Dataset excerpts:
╭──
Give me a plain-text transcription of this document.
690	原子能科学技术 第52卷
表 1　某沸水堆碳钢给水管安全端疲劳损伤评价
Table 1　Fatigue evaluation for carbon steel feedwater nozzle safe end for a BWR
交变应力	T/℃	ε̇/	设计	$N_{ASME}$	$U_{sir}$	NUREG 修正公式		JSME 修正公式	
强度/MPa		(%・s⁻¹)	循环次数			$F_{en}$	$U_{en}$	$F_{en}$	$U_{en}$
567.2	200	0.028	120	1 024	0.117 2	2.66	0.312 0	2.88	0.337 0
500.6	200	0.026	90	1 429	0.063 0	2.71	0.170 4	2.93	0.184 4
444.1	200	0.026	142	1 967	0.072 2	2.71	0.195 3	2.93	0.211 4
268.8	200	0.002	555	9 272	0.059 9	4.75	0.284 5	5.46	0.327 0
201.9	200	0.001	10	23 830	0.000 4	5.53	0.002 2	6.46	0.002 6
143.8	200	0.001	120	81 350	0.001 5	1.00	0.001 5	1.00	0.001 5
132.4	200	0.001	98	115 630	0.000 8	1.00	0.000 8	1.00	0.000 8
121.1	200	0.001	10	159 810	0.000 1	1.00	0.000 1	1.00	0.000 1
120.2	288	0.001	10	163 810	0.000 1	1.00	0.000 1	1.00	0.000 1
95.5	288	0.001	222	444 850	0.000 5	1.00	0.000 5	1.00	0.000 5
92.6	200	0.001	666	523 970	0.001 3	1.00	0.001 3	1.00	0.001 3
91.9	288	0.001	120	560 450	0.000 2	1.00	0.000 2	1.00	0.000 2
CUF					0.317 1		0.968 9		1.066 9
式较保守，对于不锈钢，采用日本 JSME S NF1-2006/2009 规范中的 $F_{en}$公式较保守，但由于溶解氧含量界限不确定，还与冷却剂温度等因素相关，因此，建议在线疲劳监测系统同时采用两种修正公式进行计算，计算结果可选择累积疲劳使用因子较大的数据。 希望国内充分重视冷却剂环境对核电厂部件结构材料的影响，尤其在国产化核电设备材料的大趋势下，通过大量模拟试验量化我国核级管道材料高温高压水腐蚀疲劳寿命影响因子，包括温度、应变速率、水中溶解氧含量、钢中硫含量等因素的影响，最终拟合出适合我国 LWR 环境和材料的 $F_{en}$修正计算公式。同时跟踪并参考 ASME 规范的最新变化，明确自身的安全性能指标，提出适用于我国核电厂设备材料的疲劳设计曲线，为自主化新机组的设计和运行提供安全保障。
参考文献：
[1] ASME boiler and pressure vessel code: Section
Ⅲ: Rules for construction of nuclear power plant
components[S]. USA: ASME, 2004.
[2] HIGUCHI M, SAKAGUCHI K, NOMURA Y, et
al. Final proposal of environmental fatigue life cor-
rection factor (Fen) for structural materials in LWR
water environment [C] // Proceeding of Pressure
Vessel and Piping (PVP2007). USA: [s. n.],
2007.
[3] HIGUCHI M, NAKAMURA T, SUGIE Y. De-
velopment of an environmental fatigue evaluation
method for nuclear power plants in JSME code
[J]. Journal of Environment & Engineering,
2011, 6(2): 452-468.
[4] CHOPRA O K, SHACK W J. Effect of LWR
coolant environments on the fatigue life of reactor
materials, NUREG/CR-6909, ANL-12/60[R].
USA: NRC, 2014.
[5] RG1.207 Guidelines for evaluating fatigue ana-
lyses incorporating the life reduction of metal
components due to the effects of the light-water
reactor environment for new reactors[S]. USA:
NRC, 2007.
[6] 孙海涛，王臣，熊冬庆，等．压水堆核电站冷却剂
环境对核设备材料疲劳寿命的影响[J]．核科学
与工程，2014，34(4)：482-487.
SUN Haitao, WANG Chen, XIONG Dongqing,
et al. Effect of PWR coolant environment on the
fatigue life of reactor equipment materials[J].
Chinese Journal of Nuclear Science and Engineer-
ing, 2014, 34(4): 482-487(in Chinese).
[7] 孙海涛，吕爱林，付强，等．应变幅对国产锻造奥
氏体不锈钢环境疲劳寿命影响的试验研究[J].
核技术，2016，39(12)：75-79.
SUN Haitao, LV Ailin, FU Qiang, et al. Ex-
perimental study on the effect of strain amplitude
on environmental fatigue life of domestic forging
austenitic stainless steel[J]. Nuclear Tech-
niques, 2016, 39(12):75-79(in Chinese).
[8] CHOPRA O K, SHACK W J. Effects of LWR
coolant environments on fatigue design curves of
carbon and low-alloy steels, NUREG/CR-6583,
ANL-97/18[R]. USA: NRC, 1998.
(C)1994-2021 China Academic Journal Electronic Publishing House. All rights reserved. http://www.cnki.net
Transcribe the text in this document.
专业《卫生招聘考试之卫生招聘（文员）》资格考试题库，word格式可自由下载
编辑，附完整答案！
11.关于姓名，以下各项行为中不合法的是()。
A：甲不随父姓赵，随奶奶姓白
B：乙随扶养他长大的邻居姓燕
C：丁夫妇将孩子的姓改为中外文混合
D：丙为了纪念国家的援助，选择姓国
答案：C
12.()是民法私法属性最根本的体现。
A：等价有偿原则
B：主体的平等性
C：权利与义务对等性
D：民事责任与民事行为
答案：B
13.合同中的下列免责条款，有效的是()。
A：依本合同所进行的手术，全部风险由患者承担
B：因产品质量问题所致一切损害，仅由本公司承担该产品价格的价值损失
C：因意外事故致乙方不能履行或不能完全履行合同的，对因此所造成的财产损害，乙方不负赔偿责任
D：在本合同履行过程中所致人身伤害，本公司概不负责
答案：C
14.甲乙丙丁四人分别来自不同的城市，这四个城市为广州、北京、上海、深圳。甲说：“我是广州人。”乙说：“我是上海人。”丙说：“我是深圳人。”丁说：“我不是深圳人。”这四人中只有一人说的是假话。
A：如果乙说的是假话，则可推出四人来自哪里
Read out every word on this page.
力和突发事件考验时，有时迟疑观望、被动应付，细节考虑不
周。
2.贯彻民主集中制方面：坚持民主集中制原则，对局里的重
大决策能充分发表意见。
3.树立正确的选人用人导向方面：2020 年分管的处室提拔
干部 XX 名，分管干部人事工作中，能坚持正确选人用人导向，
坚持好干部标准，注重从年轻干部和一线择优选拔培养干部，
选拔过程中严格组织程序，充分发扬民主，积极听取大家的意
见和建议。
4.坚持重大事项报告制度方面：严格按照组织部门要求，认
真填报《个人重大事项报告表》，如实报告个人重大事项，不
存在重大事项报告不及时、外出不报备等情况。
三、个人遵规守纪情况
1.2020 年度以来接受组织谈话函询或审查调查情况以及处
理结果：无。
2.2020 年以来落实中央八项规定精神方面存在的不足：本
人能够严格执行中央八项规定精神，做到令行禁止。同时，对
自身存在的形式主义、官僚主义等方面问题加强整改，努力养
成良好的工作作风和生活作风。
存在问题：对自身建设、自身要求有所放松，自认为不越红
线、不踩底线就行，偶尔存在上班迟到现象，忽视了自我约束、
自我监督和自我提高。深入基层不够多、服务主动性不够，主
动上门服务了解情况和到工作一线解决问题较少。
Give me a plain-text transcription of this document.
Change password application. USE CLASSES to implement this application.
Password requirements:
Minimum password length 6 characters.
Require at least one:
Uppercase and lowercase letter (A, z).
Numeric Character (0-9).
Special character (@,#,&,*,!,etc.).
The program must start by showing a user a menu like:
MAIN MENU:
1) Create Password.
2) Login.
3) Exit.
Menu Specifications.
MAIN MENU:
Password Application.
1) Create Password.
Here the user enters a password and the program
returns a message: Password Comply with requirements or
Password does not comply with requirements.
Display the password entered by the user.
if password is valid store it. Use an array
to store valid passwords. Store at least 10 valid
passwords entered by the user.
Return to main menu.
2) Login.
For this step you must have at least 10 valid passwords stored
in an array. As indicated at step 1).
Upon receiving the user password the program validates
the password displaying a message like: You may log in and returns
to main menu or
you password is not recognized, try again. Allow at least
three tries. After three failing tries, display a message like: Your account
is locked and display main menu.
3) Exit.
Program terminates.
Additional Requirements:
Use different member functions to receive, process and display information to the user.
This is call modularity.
╰──
Set exercise: From the listing above, copy all lines holding the word "must".

Written response:
The program must start by showing a user a menu like:
For this step you must have at least 10 valid passwords stored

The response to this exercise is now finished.